**Written problem 1**
Duplicate the part of the entries that opens with the line containing "Find all labels, buttons, inputs, and" and closes with the line containing "391, 225, 412]", with both of those lines included.

**Given text**
Ah right, ok. Never been sure about those two lol XD I've never really used the term buckskin... probably because I don't know any haha!


----------



## Wildrose (Mar 19, 2012)

Is a bay roan the same as what they call a strawberry roan? I had a Welsh/QH cross when I was a kid that was that color, and we were told he was a strawberry roan.

Nice looking horses!


----------



## NdAppy (Apr 8, 2009)

No they are not the same. Bay roan is bay with the roan gene. Strawberry/red roan is chestnut/sorrel with the roan gene.


----------



## Wildrose (Mar 19, 2012)

NDappy, I guess that horse I had was a Bay roan then.


----------



## CCH (Jan 23, 2011)

If we just called the first one Agouti-skin, that would solve it. :rofl:


----------



## AnnaHalford (Mar 26, 2012)

Anyone know what I'd call smoky buck/brownskin in Spanish? So far, the best we've come up with is "zaino hosco rodado" but even then there's a certain amount of disagreement, if only because the Chileans have a different understanding from the Argentinians who have a different understanding from the Bolivians...

**Written problem 2**
Write the next part of the forum thread on horse coat colors, picking up after its final post.

**Data to process**
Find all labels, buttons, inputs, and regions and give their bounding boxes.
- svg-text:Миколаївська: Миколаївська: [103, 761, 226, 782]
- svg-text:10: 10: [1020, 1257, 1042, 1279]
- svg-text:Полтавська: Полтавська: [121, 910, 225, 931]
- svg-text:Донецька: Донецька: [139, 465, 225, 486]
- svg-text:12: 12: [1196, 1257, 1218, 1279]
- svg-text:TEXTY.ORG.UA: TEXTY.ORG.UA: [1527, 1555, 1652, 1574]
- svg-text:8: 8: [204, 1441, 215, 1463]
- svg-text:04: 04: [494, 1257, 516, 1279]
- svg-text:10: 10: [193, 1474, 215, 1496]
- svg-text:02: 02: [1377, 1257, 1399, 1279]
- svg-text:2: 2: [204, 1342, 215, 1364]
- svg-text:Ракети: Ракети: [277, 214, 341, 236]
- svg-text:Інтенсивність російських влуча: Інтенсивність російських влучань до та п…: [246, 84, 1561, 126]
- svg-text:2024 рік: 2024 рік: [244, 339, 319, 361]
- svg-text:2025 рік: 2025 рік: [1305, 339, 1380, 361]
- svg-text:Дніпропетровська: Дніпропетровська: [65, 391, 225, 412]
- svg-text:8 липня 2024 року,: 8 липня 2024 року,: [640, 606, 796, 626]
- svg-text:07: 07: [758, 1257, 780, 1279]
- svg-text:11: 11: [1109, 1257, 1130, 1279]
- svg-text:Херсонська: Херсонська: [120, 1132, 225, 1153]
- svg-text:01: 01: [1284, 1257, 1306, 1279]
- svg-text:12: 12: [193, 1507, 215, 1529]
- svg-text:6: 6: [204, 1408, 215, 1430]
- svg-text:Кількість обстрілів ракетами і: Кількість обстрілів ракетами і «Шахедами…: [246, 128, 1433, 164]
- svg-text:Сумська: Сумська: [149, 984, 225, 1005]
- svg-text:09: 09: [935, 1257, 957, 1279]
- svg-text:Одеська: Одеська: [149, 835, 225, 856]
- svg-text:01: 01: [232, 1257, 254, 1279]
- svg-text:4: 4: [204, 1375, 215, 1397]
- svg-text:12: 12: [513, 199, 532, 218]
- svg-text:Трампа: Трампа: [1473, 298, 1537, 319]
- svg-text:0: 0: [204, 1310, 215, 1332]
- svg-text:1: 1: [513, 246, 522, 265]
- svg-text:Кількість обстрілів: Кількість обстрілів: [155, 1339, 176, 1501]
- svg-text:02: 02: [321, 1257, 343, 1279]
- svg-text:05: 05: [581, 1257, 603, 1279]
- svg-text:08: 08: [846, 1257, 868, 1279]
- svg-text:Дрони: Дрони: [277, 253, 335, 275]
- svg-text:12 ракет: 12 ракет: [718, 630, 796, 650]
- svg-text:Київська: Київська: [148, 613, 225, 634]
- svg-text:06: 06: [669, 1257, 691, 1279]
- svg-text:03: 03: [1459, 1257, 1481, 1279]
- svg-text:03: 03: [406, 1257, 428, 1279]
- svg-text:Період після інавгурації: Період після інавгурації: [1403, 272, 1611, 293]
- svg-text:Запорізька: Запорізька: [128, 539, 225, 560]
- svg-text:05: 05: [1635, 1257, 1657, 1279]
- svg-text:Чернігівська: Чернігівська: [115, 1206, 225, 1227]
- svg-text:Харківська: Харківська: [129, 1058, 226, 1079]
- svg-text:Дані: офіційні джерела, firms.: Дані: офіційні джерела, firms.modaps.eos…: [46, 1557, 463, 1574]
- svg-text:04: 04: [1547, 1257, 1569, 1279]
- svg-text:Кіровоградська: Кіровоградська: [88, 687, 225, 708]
* * *
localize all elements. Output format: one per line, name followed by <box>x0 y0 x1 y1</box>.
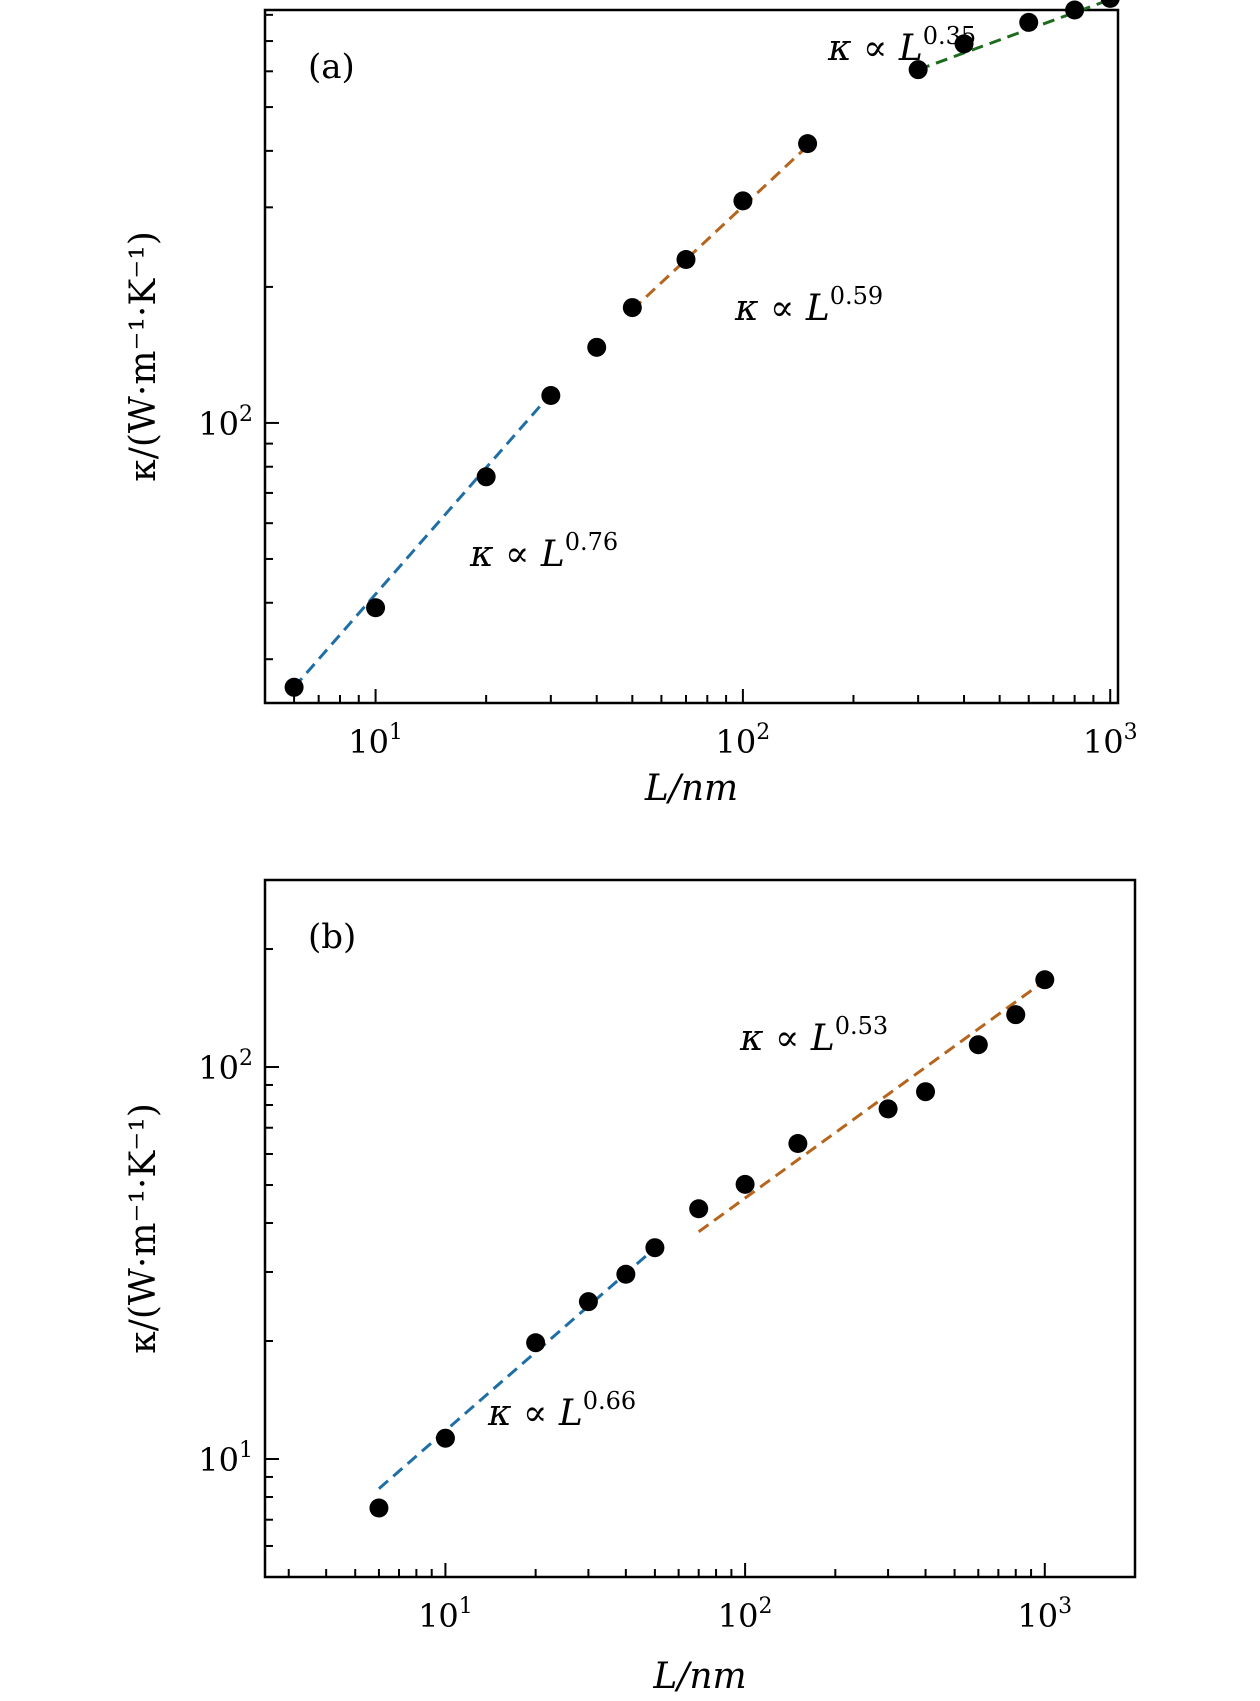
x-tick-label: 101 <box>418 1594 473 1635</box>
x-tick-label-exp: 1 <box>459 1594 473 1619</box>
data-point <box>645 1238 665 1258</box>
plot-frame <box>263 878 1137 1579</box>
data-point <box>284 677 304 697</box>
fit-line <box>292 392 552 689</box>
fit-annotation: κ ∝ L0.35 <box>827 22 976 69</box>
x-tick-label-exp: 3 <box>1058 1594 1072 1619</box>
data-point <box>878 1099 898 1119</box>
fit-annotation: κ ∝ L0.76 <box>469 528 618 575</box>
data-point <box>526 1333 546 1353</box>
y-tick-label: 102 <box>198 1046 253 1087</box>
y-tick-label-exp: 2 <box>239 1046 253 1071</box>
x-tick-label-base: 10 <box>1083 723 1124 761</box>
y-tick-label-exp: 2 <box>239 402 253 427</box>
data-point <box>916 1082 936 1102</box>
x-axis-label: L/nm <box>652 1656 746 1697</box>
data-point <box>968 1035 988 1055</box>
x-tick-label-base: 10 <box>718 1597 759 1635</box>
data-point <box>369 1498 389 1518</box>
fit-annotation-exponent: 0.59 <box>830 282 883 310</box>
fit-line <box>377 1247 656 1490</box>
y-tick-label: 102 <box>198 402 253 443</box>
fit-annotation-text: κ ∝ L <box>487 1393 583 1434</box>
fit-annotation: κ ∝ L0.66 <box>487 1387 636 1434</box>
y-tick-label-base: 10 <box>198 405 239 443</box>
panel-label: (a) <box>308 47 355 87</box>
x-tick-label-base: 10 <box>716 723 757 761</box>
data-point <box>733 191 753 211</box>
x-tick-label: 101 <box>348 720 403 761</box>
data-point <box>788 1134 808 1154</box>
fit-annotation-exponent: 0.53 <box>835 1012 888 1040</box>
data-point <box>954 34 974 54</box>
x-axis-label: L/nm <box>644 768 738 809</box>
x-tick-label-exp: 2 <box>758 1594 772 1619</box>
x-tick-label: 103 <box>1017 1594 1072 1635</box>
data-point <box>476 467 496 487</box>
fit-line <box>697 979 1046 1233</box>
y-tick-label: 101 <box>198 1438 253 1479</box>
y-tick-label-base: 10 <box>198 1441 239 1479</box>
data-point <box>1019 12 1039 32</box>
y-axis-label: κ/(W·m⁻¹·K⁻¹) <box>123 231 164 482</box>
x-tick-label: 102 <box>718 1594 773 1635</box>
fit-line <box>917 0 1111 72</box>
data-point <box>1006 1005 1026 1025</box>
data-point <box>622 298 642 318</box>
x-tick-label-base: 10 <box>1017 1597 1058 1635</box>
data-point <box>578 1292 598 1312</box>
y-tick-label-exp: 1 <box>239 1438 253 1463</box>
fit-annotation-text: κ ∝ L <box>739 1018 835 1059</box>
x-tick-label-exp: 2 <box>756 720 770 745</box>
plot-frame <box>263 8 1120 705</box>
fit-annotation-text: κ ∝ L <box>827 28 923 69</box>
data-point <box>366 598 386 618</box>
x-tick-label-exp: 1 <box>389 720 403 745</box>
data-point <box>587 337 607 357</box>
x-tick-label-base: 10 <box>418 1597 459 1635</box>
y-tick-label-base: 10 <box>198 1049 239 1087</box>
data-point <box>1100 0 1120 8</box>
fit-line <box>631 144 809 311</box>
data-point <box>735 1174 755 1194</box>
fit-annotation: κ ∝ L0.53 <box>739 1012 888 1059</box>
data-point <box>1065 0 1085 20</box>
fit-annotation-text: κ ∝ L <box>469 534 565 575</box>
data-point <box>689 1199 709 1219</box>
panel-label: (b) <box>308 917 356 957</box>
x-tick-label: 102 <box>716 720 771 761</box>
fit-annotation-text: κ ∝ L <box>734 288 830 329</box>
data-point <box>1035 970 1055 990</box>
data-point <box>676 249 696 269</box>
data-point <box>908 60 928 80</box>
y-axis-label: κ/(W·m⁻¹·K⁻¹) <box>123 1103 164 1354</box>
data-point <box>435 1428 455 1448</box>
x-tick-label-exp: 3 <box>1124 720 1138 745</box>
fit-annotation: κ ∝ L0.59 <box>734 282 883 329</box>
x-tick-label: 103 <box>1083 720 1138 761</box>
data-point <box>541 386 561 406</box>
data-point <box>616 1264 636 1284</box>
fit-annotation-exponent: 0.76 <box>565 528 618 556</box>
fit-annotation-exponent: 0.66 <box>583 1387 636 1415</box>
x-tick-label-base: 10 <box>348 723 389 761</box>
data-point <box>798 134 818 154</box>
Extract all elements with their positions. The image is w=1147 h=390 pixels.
...
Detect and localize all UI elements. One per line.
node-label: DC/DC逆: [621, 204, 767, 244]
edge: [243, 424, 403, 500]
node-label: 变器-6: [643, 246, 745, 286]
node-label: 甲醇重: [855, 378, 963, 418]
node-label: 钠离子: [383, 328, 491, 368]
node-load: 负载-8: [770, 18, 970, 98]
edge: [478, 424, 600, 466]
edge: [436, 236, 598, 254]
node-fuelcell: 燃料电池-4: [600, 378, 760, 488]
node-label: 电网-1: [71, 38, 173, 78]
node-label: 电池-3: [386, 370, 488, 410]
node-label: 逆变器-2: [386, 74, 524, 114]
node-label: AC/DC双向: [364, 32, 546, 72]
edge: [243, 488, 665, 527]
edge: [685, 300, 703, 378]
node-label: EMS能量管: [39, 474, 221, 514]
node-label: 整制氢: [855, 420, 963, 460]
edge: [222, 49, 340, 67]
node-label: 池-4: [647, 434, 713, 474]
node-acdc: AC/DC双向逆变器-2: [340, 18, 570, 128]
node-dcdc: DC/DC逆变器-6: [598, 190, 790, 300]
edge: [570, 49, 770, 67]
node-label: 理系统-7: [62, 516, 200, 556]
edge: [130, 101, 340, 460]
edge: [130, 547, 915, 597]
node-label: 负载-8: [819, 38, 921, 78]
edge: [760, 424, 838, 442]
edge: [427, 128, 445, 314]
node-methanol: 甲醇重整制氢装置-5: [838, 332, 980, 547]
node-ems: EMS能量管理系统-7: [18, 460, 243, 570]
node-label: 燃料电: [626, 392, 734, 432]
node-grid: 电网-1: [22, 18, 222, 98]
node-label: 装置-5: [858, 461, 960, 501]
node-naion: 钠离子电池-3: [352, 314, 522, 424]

**Output 1**
Find all labels, buttons, inputs, and regions and give their bounding boxes.
- svg-text:Миколаївська: Миколаївська: [103, 761, 226, 782]
- svg-text:10: 10: [1020, 1257, 1042, 1279]
- svg-text:Полтавська: Полтавська: [121, 910, 225, 931]
- svg-text:Донецька: Донецька: [139, 465, 225, 486]
- svg-text:12: 12: [1196, 1257, 1218, 1279]
- svg-text:TEXTY.ORG.UA: TEXTY.ORG.UA: [1527, 1555, 1652, 1574]
- svg-text:8: 8: [204, 1441, 215, 1463]
- svg-text:04: 04: [494, 1257, 516, 1279]
- svg-text:10: 10: [193, 1474, 215, 1496]
- svg-text:02: 02: [1377, 1257, 1399, 1279]
- svg-text:2: 2: [204, 1342, 215, 1364]
- svg-text:Ракети: Ракети: [277, 214, 341, 236]
- svg-text:Інтенсивність російських влуча: Інтенсивність російських влучань до та п…: [246, 84, 1561, 126]
- svg-text:2024 рік: 2024 рік: [244, 339, 319, 361]
- svg-text:2025 рік: 2025 рік: [1305, 339, 1380, 361]
- svg-text:Дніпропетровська: Дніпропетровська: [65, 391, 225, 412]

**Output 2**
Actually my favourite bit about Luna (that's the first one) is that on her off fore she's got five little fingermark spots right along her coronet band. You can just see them in the photo below. If I'd noticed them before naming her on the way home, she'd be called Five...


----------



## Chiilaa (Aug 12, 2010)

Do you have a name for the colour brown when applied to a horse? I would use "brown buckskin" rather than "brownskin" for this case.


----------



## NdAppy (Apr 8, 2009)

Anna those spots in her sock are known as ermine spots.


----------



## Faceman (Nov 29, 2007)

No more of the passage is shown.